Exercise instructions |
Pull every line holding the string "name" from the records below.

Supplied information |
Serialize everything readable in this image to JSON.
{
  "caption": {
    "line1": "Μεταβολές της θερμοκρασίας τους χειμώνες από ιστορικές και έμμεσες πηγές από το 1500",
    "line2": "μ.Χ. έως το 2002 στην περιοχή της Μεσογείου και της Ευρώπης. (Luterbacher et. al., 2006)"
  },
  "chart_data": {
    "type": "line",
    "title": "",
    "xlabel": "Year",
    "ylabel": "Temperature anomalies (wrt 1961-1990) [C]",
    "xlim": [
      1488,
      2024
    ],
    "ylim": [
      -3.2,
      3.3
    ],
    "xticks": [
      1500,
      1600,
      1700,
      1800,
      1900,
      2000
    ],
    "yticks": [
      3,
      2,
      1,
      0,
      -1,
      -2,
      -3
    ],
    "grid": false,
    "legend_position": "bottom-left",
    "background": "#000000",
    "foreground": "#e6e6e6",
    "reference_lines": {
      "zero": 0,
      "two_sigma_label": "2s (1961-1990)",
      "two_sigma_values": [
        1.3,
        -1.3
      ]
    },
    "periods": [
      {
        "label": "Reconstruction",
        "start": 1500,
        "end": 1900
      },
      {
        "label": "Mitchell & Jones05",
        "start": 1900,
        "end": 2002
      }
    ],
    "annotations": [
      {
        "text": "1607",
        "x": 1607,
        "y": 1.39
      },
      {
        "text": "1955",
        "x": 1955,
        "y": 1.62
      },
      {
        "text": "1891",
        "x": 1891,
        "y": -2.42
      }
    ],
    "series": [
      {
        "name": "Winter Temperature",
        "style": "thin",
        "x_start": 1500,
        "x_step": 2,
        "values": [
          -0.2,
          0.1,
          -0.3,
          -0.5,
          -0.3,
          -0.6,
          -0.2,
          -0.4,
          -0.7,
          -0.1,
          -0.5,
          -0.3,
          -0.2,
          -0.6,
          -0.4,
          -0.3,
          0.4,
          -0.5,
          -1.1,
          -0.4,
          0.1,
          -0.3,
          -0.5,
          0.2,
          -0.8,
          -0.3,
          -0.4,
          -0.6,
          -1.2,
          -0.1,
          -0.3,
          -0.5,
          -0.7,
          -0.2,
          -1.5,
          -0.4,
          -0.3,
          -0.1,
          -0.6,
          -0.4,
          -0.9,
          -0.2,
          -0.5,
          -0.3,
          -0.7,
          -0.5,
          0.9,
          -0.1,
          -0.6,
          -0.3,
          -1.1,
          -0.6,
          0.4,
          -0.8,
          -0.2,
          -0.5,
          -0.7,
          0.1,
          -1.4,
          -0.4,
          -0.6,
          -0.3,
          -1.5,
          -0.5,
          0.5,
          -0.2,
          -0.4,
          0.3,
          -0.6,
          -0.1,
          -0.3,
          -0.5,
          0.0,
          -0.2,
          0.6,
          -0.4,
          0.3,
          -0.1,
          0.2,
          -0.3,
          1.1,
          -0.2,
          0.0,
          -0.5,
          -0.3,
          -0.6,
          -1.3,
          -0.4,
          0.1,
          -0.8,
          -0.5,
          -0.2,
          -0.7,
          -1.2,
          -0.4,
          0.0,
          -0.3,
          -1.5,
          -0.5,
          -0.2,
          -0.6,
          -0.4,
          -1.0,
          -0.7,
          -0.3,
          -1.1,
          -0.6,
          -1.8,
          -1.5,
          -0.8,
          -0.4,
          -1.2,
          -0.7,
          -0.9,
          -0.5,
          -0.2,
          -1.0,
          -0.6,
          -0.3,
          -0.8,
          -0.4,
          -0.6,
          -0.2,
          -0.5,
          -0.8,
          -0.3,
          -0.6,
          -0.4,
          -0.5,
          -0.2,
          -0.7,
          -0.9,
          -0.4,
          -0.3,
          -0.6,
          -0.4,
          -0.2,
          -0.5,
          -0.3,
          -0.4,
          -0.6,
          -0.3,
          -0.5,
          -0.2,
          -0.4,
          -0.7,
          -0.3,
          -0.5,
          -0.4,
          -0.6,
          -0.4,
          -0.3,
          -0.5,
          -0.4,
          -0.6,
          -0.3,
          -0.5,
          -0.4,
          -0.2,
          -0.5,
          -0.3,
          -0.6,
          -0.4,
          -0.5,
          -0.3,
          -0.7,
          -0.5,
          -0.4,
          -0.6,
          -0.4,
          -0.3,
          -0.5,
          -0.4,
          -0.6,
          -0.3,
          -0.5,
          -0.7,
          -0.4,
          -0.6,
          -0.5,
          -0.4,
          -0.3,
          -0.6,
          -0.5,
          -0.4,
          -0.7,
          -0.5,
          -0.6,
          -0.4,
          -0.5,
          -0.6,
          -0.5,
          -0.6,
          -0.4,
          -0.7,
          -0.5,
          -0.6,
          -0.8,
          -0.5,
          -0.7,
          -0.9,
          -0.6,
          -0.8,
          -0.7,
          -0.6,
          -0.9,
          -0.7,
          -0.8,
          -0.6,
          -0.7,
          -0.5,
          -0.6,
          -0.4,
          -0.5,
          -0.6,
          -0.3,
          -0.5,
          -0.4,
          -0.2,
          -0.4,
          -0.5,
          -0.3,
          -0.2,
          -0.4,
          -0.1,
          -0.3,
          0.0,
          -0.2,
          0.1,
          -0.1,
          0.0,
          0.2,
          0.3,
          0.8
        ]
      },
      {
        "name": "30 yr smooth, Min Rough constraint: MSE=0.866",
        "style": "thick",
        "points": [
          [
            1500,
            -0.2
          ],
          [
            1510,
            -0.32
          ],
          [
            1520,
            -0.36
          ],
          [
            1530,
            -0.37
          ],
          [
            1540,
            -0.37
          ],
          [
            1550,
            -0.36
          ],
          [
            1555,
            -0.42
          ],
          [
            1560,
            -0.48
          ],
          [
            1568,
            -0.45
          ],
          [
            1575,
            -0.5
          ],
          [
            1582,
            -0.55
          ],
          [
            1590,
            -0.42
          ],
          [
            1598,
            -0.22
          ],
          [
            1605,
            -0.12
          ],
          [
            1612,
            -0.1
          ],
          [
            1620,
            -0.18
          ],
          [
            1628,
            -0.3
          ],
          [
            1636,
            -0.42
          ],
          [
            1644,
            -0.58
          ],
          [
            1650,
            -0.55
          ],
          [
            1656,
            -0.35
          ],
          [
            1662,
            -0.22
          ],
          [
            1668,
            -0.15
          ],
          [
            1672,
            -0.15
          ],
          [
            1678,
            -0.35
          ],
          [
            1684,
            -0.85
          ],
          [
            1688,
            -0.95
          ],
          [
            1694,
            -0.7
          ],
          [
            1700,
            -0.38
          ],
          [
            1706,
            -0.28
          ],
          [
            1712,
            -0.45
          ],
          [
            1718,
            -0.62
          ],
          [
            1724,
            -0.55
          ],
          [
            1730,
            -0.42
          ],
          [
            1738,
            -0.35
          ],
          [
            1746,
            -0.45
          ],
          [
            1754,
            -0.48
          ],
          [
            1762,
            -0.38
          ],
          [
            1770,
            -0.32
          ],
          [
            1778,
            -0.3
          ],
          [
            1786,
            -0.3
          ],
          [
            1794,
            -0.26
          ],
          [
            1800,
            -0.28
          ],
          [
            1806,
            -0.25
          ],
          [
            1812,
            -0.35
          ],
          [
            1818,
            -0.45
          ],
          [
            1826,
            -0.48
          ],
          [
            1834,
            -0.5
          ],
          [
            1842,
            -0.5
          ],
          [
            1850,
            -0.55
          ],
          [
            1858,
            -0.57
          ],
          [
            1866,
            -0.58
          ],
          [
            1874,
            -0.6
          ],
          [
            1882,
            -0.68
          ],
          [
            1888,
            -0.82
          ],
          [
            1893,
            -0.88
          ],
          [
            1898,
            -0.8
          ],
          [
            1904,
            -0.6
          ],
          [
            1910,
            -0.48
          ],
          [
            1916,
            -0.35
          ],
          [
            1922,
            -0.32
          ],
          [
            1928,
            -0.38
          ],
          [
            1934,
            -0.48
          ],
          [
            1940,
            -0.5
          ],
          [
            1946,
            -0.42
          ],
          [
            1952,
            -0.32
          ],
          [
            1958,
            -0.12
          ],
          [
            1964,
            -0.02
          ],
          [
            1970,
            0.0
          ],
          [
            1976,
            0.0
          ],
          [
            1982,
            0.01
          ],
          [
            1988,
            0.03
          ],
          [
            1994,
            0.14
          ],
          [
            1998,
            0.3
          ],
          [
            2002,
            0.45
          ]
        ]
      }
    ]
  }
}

Worked answer |
        "name": "Winter Temperature",
        "name": "30 yr smooth, Min Rough constraint: MSE=0.866",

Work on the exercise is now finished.